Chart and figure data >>
::::::::

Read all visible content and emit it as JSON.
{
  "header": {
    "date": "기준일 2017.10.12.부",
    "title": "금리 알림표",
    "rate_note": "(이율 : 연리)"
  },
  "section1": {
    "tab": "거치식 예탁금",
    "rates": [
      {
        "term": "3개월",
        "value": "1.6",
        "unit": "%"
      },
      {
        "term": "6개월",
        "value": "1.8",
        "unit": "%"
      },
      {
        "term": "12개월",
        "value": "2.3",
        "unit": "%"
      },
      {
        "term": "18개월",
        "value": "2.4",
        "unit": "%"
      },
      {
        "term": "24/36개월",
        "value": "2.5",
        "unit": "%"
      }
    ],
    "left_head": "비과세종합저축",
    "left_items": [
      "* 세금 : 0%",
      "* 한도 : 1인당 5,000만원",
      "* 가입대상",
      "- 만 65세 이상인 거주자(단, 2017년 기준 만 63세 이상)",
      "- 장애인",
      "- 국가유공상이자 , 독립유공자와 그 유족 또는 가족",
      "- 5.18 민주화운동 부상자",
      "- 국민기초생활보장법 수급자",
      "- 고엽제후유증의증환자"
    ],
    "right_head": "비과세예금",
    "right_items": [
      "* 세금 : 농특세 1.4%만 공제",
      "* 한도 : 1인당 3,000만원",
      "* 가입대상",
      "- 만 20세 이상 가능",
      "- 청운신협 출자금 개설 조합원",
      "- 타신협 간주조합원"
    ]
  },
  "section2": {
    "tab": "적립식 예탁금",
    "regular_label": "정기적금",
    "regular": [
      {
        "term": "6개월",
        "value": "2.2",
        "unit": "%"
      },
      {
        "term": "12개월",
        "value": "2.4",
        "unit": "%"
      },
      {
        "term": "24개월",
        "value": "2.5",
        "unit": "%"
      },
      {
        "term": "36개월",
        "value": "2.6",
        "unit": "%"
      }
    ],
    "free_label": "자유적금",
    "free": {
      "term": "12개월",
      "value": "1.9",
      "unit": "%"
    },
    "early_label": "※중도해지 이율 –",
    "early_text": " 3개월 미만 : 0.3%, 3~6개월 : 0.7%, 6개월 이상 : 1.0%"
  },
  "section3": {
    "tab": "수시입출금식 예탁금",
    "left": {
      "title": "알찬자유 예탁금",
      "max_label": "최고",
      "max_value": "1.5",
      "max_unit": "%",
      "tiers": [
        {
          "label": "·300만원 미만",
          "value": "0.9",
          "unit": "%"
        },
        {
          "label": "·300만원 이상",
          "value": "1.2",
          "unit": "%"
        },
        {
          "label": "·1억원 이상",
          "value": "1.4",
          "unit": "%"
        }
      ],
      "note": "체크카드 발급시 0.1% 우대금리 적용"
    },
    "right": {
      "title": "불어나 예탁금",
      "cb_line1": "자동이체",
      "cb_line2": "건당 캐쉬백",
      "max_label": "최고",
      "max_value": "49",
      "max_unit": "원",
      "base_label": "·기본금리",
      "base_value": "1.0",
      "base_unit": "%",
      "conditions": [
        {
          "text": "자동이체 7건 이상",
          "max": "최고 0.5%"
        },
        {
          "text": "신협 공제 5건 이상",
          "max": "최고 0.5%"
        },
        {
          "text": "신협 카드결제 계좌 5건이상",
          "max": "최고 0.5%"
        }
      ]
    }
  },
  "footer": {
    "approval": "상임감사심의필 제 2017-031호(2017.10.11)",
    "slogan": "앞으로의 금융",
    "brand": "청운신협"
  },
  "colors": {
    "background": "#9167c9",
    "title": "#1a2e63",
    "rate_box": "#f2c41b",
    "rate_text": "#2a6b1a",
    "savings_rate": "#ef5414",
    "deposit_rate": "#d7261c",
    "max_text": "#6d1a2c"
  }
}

::::::::

All of the data needs to be reproduced exactly, with no line missing.

Read all visible content and emit it as JSON.
{
  "header": {
    "date": "기준일 2017.10.12.부",
    "title": "금리 알림표",
    "rate_note": "(이율 : 연리)"
  },
  "section1": {
    "tab": "거치식 예탁금",
    "rates": [
      {
        "term": "3개월",
        "value": "1.6",
        "unit": "%"
      },
      {
        "term": "6개월",
        "value": "1.8",
        "unit": "%"
      },
      {
        "term": "12개월",
        "value": "2.3",
        "unit": "%"
      },
      {
        "term": "18개월",
        "value": "2.4",
        "unit": "%"
      },
      {
        "term": "24/36개월",
        "value": "2.5",
        "unit": "%"
      }
    ],
    "left_head": "비과세종합저축",
    "left_items": [
      "* 세금 : 0%",
      "* 한도 : 1인당 5,000만원",
      "* 가입대상",
      "- 만 65세 이상인 거주자(단, 2017년 기준 만 63세 이상)",
      "- 장애인",
      "- 국가유공상이자 , 독립유공자와 그 유족 또는 가족",
      "- 5.18 민주화운동 부상자",
      "- 국민기초생활보장법 수급자",
      "- 고엽제후유증의증환자"
    ],
    "right_head": "비과세예금",
    "right_items": [
      "* 세금 : 농특세 1.4%만 공제",
      "* 한도 : 1인당 3,000만원",
      "* 가입대상",
      "- 만 20세 이상 가능",
      "- 청운신협 출자금 개설 조합원",
      "- 타신협 간주조합원"
    ]
  },
  "section2": {
    "tab": "적립식 예탁금",
    "regular_label": "정기적금",
    "regular": [
      {
        "term": "6개월",
        "value": "2.2",
        "unit": "%"
      },
      {
        "term": "12개월",
        "value": "2.4",
        "unit": "%"
      },
      {
        "term": "24개월",
        "value": "2.5",
        "unit": "%"
      },
      {
        "term": "36개월",
        "value": "2.6",
        "unit": "%"
      }
    ],
    "free_label": "자유적금",
    "free": {
      "term": "12개월",
      "value": "1.9",
      "unit": "%"
    },
    "early_label": "※중도해지 이율 –",
    "early_text": " 3개월 미만 : 0.3%, 3~6개월 : 0.7%, 6개월 이상 : 1.0%"
  },
  "section3": {
    "tab": "수시입출금식 예탁금",
    "left": {
      "title": "알찬자유 예탁금",
      "max_label": "최고",
      "max_value": "1.5",
      "max_unit": "%",
      "tiers": [
        {
          "label": "·300만원 미만",
          "value": "0.9",
          "unit": "%"
        },
        {
          "label": "·300만원 이상",
          "value": "1.2",
          "unit": "%"
        },
        {
          "label": "·1억원 이상",
          "value": "1.4",
          "unit": "%"
        }
      ],
      "note": "체크카드 발급시 0.1% 우대금리 적용"
    },
    "right": {
      "title": "불어나 예탁금",
      "cb_line1": "자동이체",
      "cb_line2": "건당 캐쉬백",
      "max_label": "최고",
      "max_value": "49",
      "max_unit": "원",
      "base_label": "·기본금리",
      "base_value": "1.0",
      "base_unit": "%",
      "conditions": [
        {
          "text": "자동이체 7건 이상",
          "max": "최고 0.5%"
        },
        {
          "text": "신협 공제 5건 이상",
          "max": "최고 0.5%"
        },
        {
          "text": "신협 카드결제 계좌 5건이상",
          "max": "최고 0.5%"
        }
      ]
    }
  },
  "footer": {
    "approval": "상임감사심의필 제 2017-031호(2017.10.11)",
    "slogan": "앞으로의 금융",
    "brand": "청운신협"
  },
  "colors": {
    "background": "#9167c9",
    "title": "#1a2e63",
    "rate_box": "#f2c41b",
    "rate_text": "#2a6b1a",
    "savings_rate": "#ef5414",
    "deposit_rate": "#d7261c",
    "max_text": "#6d1a2c"
  }
}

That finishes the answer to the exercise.